** START Exercise inputs **

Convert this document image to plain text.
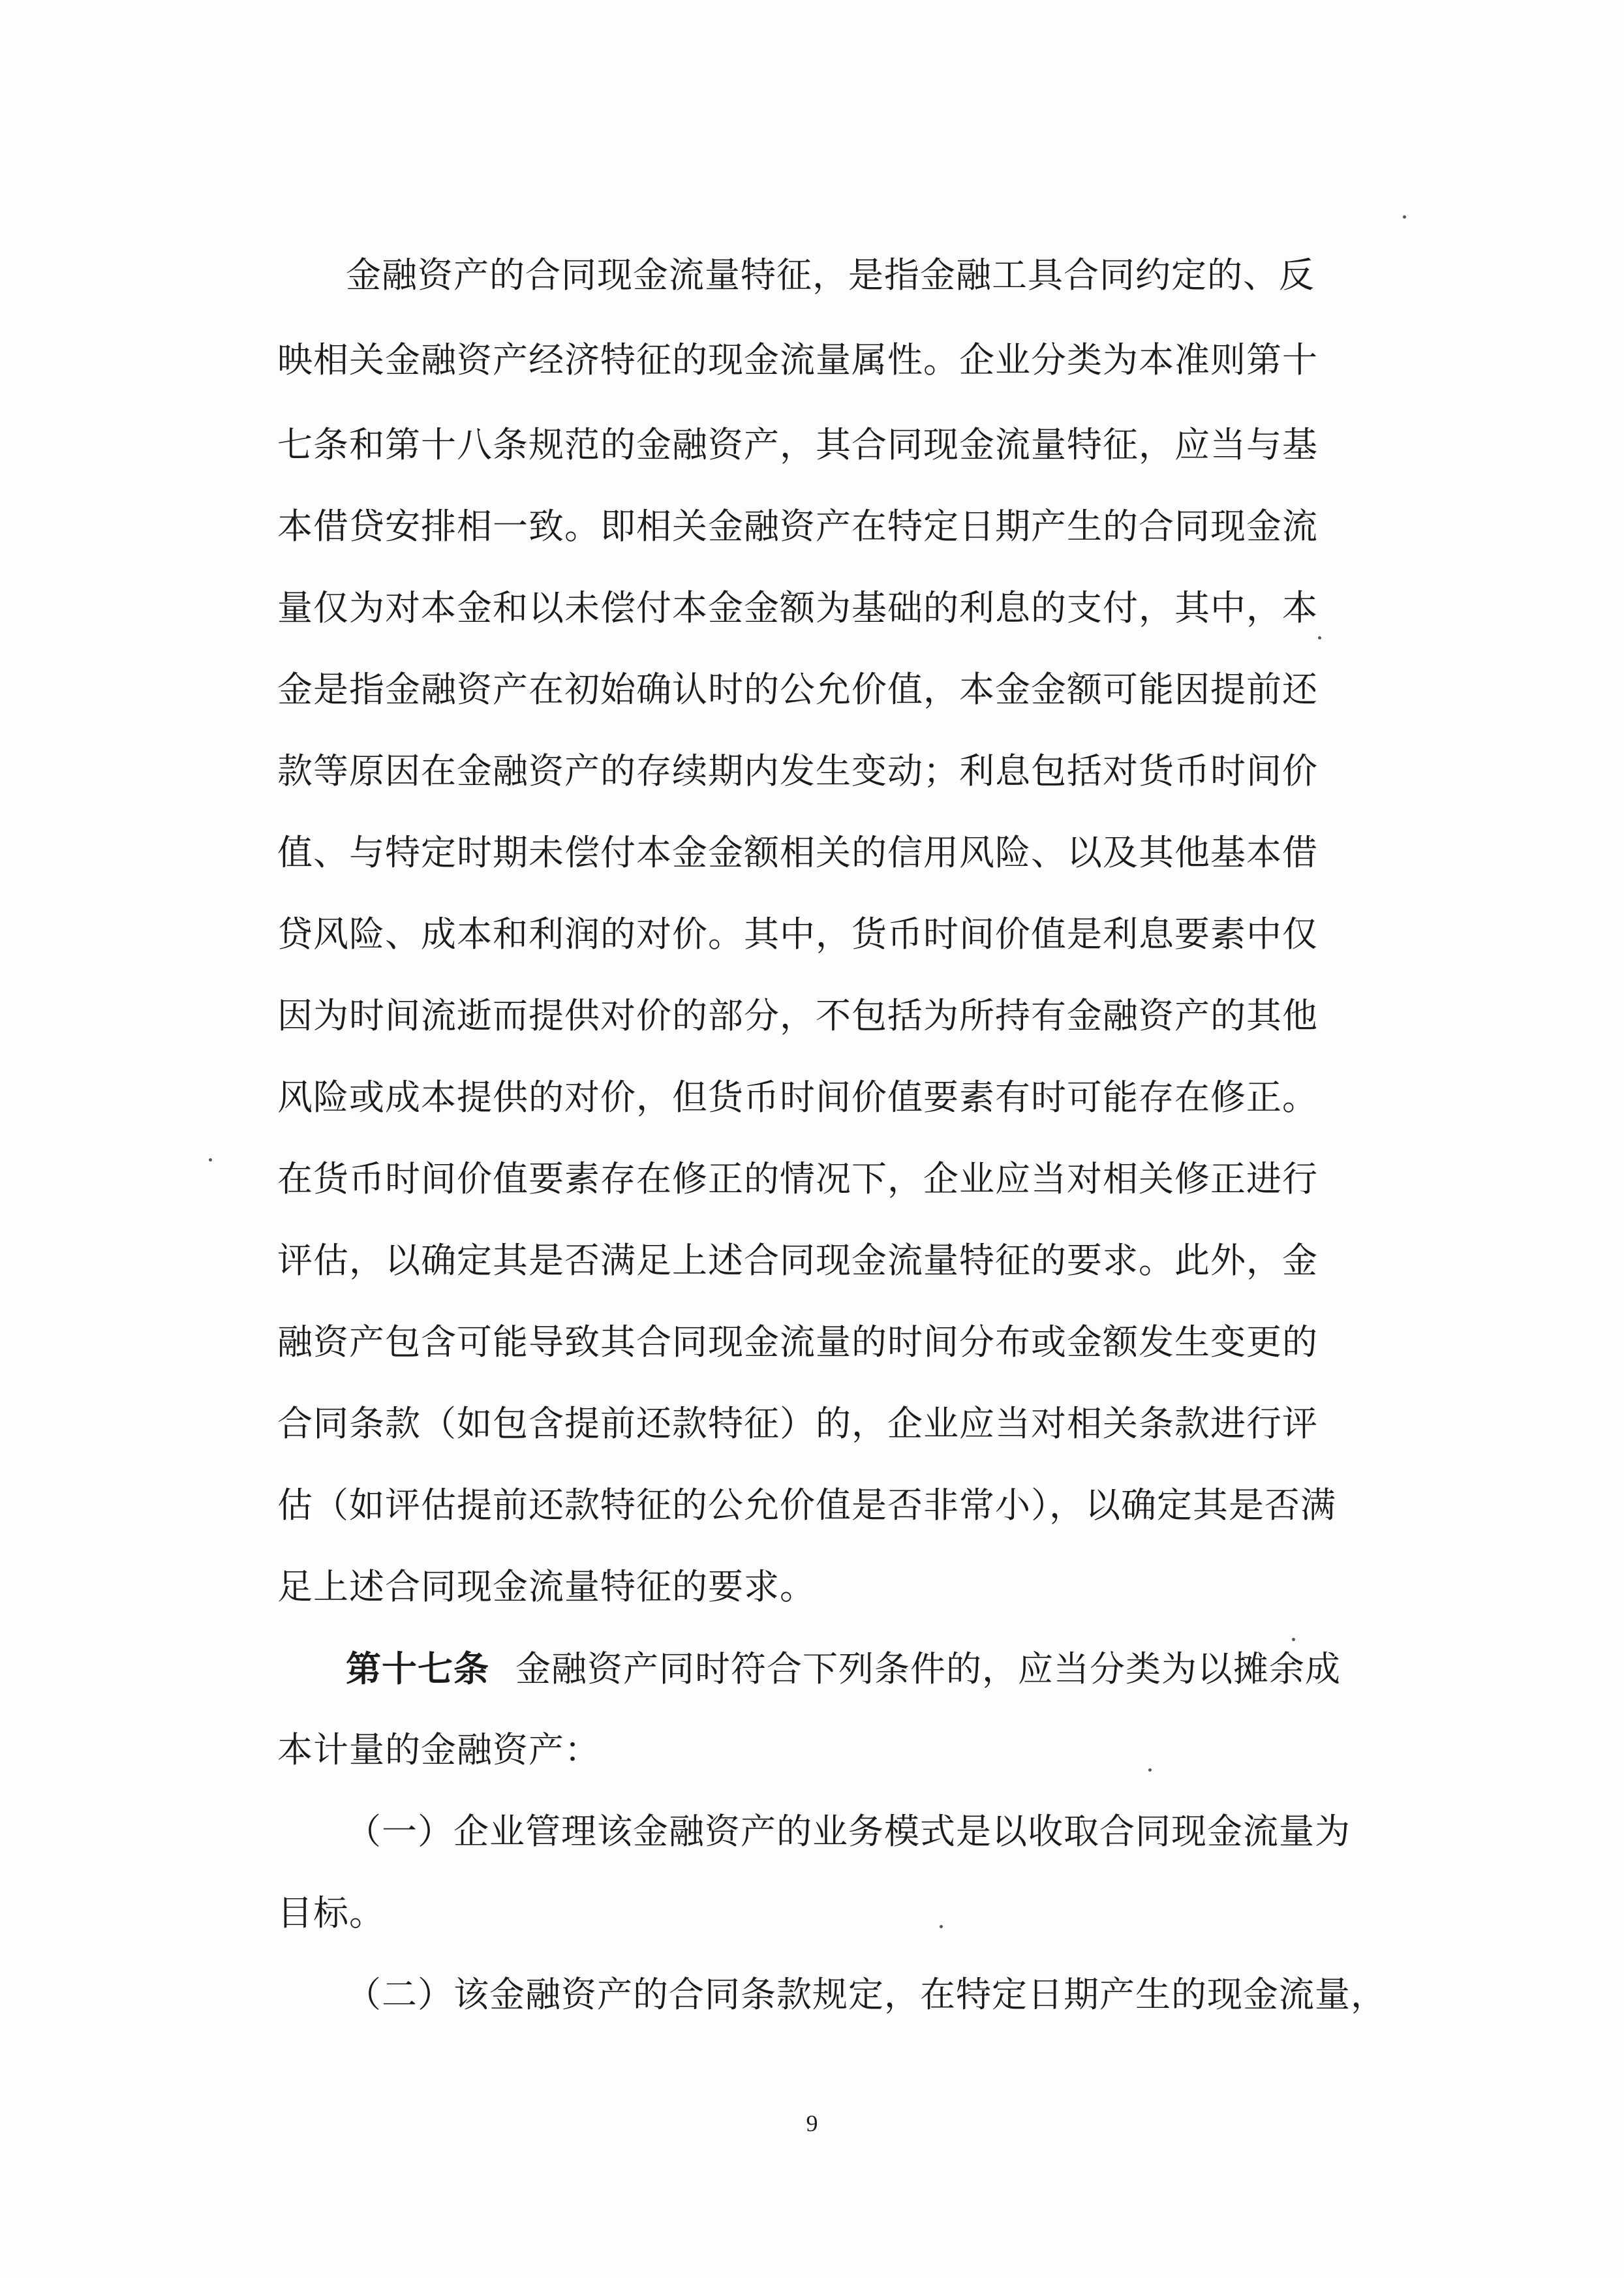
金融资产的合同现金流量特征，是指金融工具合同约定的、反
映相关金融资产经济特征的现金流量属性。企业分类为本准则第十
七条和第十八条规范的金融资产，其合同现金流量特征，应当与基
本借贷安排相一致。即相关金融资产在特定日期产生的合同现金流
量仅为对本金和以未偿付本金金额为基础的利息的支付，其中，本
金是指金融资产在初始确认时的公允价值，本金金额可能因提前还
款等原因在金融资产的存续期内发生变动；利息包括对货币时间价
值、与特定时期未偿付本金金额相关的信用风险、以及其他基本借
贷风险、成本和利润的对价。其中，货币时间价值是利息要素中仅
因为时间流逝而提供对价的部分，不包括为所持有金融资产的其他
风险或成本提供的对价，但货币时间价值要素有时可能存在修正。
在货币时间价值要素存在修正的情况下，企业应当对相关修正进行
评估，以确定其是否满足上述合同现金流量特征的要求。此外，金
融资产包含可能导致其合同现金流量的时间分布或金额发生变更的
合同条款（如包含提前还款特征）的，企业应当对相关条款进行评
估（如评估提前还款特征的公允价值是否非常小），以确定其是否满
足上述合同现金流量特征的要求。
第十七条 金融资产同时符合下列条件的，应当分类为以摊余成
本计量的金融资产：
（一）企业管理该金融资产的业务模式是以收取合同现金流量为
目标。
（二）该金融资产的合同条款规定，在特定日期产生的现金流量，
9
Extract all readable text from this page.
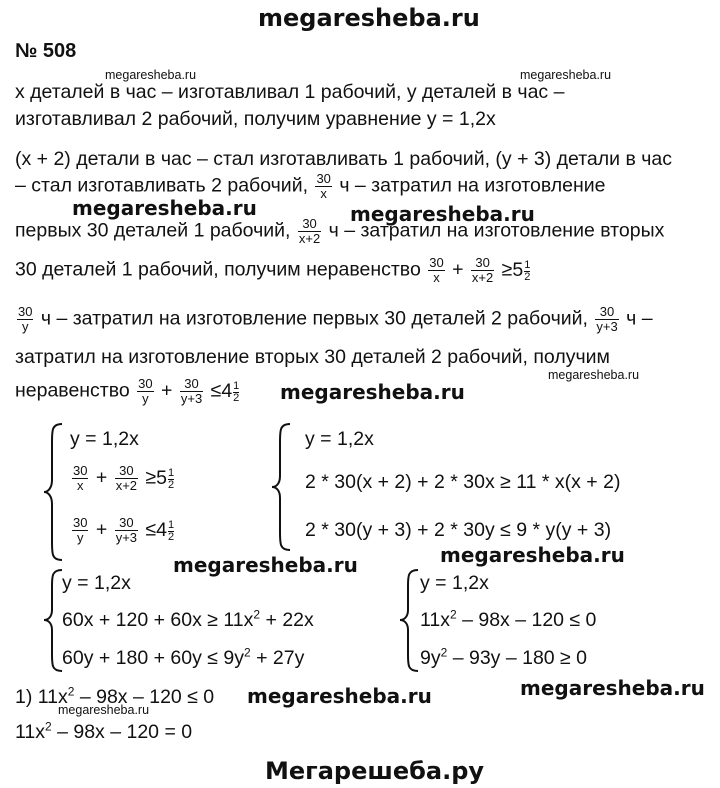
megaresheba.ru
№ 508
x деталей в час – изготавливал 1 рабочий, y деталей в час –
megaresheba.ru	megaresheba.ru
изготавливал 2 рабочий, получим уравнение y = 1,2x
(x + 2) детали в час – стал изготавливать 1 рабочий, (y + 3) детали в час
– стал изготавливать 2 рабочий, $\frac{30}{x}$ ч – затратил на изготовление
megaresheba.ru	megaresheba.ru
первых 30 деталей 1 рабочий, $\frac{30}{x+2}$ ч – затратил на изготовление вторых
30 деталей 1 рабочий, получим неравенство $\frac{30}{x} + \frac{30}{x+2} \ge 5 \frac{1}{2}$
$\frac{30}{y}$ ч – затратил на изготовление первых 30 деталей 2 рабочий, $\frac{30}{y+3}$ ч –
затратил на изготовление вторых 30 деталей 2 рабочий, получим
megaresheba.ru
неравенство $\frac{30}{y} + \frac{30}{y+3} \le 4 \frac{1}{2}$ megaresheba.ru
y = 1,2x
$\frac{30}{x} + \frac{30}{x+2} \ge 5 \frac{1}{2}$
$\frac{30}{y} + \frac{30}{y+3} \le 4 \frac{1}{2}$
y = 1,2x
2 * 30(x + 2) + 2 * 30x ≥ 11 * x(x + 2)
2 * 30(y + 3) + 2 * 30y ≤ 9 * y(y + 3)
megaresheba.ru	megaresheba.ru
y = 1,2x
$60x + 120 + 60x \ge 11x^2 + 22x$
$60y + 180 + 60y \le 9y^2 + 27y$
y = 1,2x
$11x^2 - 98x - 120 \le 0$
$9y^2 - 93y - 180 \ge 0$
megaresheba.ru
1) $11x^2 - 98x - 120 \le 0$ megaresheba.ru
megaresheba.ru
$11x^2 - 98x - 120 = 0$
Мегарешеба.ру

** END Exercise inputs **

Exercise prompt
Lines that include the word "получим" are to be extracted from the data above.

Task response
изготавливал 2 рабочий, получим уравнение y = 1,2x
30 деталей 1 рабочий, получим неравенство $\frac{30}{x} + \frac{30}{x+2} \ge 5 \frac{1}{2}$
затратил на изготовление вторых 30 деталей 2 рабочий, получим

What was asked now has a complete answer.